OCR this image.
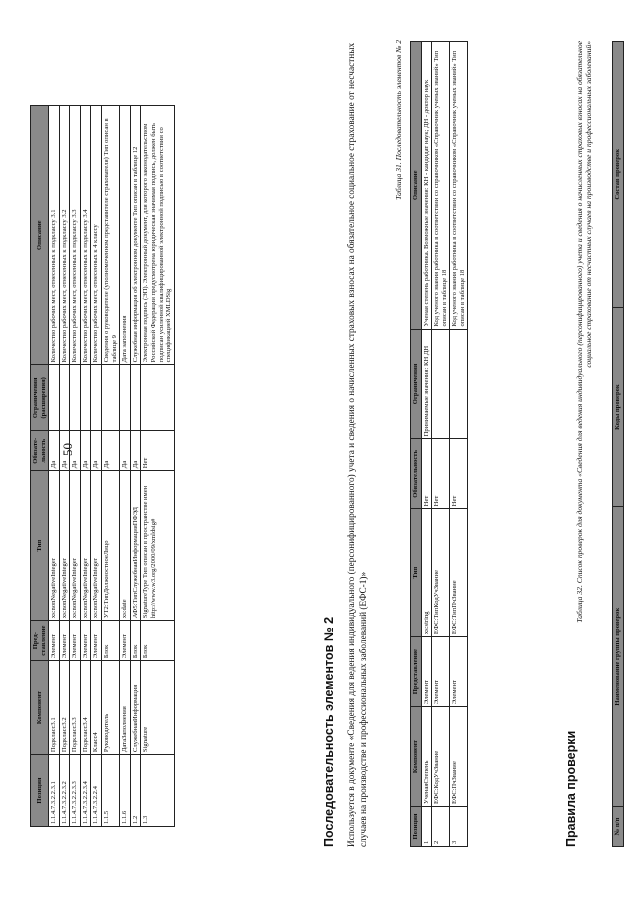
50
Позиция	Компонент	Пред-ставление	Тип	Обязате-льность	Ограничения (расширения)	Описание
1.1.4.7.3.2.2.3.1	Подкласс3.1	Элемент	xs:nonNegativeInteger	Да		Количество рабочих мест, отнесенных к подклассу 3.1
1.1.4.7.3.2.2.3.2	Подкласс3.2	Элемент	xs:nonNegativeInteger	Да		Количество рабочих мест, отнесенных к подклассу 3.2
1.1.4.7.3.2.2.3.3	Подкласс3.3	Элемент	xs:nonNegativeInteger	Да		Количество рабочих мест, отнесенных к подклассу 3.3
1.1.4.7.3.2.2.3.4	Подкласс3.4	Элемент	xs:nonNegativeInteger	Да		Количество рабочих мест, отнесенных к подклассу 3.4
1.1.4.7.3.2.2.4	Класс4	Элемент	xs:nonNegativeInteger	Да		Количество рабочих мест, отнесенных к 4 классу
1.1.5	Руководитель	Блок	УТ2:ТипДолжностноеЛицо	Да		Сведения о руководителе (уполномоченном представителе страхователя) Тип описан в таблице 9
1.1.6	ДатаЗаполнения	Элемент	xs:date	Да		Дата заполнения
1.2	СлужебнаяИнформация	Блок	АФ5:ТипСлужебнаяИнформацияПФЭД	Да		Служебная информация об электронном документе Тип описан в таблице 12
1.3	Signature	Блок	SignatureType Тип описан в пространстве имен http://www.w3.org/2000/09/xmldsig#	Нет		Электронная подпись (ЭП). Электронный документ, для которого законодательством Российской Федерации предусмотрена юридическая значимая подпись, должен быть подписан усиленной квалифицированной электронной подписью в соответствии со спецификацией XMLDSig
Последовательность элементов № 2 Используется в документе «Сведения для ведения индивидуального (персонифицированного) учета и сведения о начисленных страховых взносах на обязательное социальное страхование от несчастных случаев на производстве и профессиональных заболеваний (ЕФС-1)»
Таблица 31. Последовательность элементов № 2
Позиция	Компонент	Представление	Тип	Обязательность	Ограничения	Описание
1	УченаяСтепень	Элемент	xs:string	Нет	Принимаемые значения: КН ДН	Ученая степень работника. Возможные значения: КН - кандидат наук; ДН - доктор наук
2	ЕФС:КодУчЗвание	Элемент	ЕФС:ТипКодУчЗвание	Нет		Код ученого звания работника в соответствии со справочником «Справочник ученых званий» Тип описан в таблице 18
3	ЕФС:ПчЗвание	Элемент	ЕФС:ТипПчЗвание	Нет		Код ученого звания работника в соответствии со справочником «Справочник ученых званий» Тип описан в таблице 18
Правила проверки
Таблица 32. Список проверок для документа «Сведения для ведения индивидуального (персонифицированного) учета и сведения о начисленных страховых взносах на обязательное социальное страхование от несчастных случаев на производстве и профессиональных заболеваний»
№ п/п	Наименование группы проверок	Коды проверок	Состав проверок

__Exercise goal__. Pull out each line of the records holding the string "взносах".

__Problem solution__.
Последовательность элементов № 2 Используется в документе «Сведения для ведения индивидуального (персонифицированного) учета и сведения о начисленных страховых взносах на обязательное социальное страхование от несчастных случаев на производстве и профессиональных заболеваний (ЕФС-1)»
Таблица 32. Список проверок для документа «Сведения для ведения индивидуального (персонифицированного) учета и сведения о начисленных страховых взносах на обязательное социальное страхование от несчастных случаев на производстве и профессиональных заболеваний»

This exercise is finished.